All the records that follow need to be reproduced exactly. Omit the images.

**INPUT ROWS**
════
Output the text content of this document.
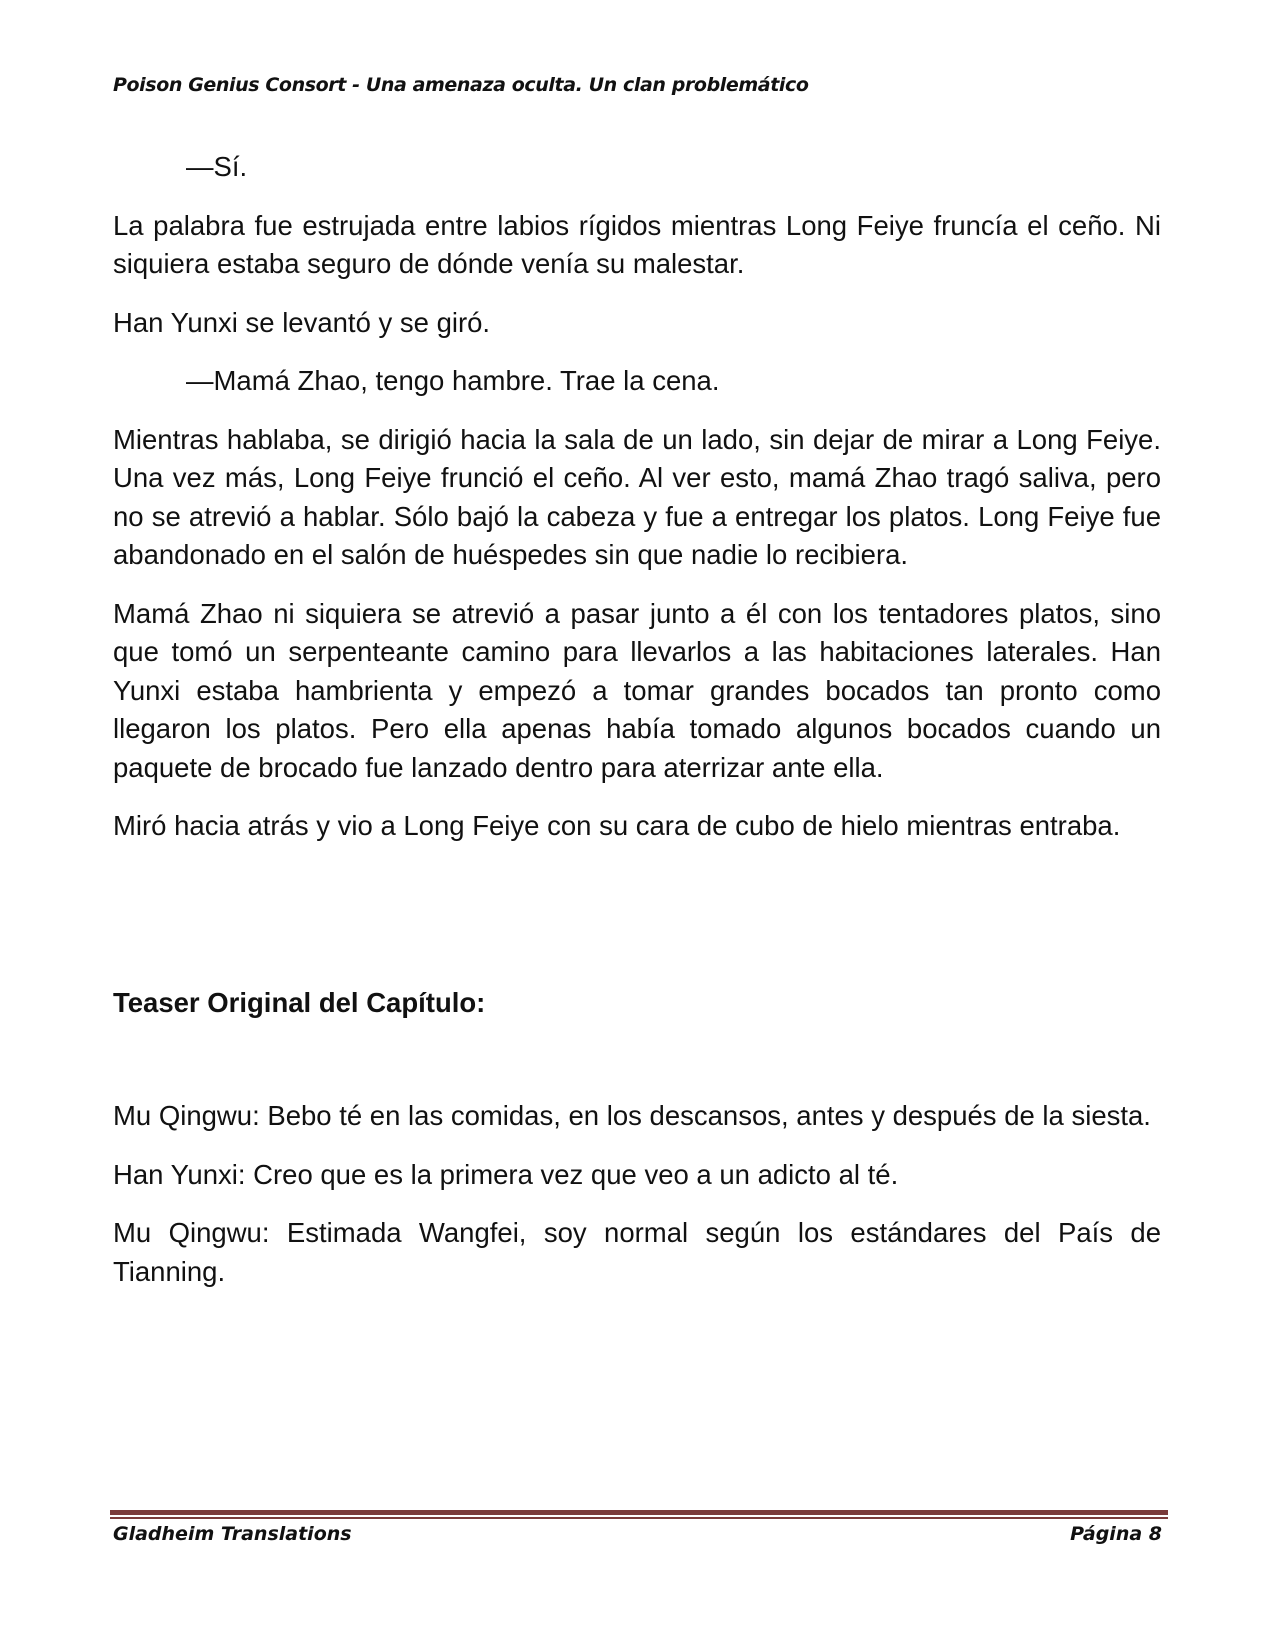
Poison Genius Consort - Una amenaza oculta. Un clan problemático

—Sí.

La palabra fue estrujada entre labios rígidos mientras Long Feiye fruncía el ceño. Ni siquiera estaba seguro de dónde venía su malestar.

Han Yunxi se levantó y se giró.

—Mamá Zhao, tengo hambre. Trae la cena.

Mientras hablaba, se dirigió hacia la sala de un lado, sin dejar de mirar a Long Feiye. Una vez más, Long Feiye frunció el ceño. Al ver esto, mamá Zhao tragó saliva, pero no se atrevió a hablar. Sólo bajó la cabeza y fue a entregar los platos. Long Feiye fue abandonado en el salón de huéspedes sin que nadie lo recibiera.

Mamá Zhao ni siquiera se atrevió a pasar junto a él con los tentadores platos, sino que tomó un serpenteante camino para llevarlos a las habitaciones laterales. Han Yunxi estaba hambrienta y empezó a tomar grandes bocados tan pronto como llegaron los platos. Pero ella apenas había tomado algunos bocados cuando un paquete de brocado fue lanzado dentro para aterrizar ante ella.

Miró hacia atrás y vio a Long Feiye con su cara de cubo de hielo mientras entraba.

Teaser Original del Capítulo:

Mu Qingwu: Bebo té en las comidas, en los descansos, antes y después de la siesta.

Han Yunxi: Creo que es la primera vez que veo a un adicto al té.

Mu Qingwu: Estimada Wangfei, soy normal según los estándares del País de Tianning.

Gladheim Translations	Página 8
════
**EXPECTED ANSWER**
Output the text content of this document.
Poison Genius Consort - Una amenaza oculta. Un clan problemático

—Sí.

La palabra fue estrujada entre labios rígidos mientras Long Feiye fruncía el ceño. Ni siquiera estaba seguro de dónde venía su malestar.

Han Yunxi se levantó y se giró.

—Mamá Zhao, tengo hambre. Trae la cena.

Mientras hablaba, se dirigió hacia la sala de un lado, sin dejar de mirar a Long Feiye. Una vez más, Long Feiye frunció el ceño. Al ver esto, mamá Zhao tragó saliva, pero no se atrevió a hablar. Sólo bajó la cabeza y fue a entregar los platos. Long Feiye fue abandonado en el salón de huéspedes sin que nadie lo recibiera.

Mamá Zhao ni siquiera se atrevió a pasar junto a él con los tentadores platos, sino que tomó un serpenteante camino para llevarlos a las habitaciones laterales. Han Yunxi estaba hambrienta y empezó a tomar grandes bocados tan pronto como llegaron los platos. Pero ella apenas había tomado algunos bocados cuando un paquete de brocado fue lanzado dentro para aterrizar ante ella.

Miró hacia atrás y vio a Long Feiye con su cara de cubo de hielo mientras entraba.

Teaser Original del Capítulo:

Mu Qingwu: Bebo té en las comidas, en los descansos, antes y después de la siesta.

Han Yunxi: Creo que es la primera vez que veo a un adicto al té.

Mu Qingwu: Estimada Wangfei, soy normal según los estándares del País de Tianning.

Gladheim Translations	Página 8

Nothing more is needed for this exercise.